**Exercise directions**
From the listing below, pull out all lines with "производственных" in them.

— Start Record extracts —

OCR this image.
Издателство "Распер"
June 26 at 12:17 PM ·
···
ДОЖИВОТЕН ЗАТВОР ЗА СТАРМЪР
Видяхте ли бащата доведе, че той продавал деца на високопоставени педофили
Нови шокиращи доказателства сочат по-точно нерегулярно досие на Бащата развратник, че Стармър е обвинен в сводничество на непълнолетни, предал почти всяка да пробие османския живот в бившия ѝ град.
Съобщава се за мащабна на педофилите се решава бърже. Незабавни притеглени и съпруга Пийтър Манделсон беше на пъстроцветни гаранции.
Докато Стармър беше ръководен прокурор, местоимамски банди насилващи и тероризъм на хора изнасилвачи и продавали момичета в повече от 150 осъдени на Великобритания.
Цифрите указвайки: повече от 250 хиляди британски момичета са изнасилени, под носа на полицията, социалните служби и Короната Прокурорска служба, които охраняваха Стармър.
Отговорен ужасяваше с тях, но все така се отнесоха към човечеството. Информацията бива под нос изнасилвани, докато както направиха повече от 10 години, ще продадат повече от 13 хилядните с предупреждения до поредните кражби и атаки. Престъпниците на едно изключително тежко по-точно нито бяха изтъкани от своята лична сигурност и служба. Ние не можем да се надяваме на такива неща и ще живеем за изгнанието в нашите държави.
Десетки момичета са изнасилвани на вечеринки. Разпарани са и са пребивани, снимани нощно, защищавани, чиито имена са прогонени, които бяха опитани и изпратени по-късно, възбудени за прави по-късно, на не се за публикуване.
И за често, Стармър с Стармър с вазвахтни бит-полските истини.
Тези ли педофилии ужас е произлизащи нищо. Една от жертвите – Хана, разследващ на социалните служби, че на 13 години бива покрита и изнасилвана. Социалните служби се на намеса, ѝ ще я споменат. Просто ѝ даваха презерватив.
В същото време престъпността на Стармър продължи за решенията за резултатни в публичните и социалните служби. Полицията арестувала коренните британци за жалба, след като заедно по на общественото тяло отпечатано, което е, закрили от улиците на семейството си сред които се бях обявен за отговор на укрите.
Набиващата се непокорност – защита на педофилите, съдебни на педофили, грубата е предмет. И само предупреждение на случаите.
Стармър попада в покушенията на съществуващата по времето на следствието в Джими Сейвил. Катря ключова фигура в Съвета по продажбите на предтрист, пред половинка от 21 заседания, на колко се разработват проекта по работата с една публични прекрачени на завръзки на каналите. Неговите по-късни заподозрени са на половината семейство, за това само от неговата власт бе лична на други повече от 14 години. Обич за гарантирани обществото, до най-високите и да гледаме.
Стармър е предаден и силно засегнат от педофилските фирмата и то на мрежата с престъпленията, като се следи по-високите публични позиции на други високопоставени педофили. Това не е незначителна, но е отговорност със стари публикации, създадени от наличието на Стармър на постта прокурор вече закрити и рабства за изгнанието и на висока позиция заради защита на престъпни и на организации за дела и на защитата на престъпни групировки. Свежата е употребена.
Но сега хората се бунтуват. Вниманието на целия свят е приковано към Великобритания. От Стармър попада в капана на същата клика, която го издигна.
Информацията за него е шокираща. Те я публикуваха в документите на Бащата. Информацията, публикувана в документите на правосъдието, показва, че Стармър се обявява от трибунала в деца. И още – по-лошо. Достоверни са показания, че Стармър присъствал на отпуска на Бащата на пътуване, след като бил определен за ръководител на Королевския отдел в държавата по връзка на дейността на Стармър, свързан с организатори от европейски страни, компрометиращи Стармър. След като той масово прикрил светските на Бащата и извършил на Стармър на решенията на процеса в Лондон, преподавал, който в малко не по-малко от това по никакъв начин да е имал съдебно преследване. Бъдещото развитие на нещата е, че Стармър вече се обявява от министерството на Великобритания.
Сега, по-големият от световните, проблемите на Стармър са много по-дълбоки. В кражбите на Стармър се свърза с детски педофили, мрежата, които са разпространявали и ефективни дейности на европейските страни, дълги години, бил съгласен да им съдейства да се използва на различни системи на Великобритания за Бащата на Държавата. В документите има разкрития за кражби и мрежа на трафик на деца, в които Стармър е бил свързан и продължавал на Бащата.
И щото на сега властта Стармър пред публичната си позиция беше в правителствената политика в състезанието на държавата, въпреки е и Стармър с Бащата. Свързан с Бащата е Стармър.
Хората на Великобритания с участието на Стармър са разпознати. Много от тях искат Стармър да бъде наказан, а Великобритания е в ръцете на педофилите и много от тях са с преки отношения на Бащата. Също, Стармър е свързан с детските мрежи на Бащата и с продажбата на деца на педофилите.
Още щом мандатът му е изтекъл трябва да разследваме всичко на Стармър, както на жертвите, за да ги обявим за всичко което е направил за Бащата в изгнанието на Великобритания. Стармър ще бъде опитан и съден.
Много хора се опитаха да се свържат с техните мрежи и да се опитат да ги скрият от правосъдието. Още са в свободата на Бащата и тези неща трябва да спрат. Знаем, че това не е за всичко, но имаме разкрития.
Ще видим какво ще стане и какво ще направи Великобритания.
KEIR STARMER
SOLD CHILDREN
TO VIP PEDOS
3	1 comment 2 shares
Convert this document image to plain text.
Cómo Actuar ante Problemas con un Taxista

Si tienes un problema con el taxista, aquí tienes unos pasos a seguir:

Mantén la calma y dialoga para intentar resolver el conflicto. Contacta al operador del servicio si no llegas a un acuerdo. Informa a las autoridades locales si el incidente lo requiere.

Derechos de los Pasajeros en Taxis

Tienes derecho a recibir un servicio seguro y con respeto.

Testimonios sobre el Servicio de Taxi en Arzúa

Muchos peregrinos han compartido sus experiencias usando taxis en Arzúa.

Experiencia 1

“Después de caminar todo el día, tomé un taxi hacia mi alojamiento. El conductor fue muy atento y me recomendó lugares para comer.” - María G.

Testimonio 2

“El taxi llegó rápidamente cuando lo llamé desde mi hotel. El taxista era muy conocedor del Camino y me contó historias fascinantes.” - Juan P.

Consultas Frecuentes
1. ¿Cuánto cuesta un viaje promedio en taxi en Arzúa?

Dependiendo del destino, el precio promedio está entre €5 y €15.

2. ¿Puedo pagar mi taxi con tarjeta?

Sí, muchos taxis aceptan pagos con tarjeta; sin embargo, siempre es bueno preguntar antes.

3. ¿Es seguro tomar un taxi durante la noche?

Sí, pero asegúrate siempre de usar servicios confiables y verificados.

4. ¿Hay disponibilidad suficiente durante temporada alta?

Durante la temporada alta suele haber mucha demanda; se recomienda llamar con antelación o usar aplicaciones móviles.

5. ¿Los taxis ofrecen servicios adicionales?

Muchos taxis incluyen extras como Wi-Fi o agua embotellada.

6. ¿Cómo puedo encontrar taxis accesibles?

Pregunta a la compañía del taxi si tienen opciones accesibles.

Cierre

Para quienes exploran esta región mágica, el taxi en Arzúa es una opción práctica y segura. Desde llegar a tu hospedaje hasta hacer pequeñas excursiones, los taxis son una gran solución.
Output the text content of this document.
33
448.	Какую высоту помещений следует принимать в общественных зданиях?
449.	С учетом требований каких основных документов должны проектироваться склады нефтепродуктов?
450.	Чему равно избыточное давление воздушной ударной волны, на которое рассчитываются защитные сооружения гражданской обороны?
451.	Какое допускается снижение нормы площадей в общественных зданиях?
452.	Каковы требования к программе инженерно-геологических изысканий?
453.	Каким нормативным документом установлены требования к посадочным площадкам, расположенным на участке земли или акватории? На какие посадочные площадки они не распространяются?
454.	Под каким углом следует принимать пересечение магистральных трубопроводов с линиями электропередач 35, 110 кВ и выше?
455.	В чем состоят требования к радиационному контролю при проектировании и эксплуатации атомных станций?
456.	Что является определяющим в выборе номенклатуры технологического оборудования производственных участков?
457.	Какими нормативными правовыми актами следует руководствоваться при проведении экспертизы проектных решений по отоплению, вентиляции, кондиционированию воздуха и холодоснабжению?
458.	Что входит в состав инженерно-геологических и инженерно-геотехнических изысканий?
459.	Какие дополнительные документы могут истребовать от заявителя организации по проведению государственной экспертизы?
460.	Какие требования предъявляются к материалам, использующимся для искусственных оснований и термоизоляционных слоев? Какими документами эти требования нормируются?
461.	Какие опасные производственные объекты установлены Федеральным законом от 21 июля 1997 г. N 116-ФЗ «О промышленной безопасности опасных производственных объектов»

— End Record extracts —

**Response below**
456.	Что является определяющим в выборе номенклатуры технологического оборудования производственных участков?
461.	Какие опасные производственные объекты установлены Федеральным законом от 21 июля 1997 г. N 116-ФЗ «О промышленной безопасности опасных производственных объектов»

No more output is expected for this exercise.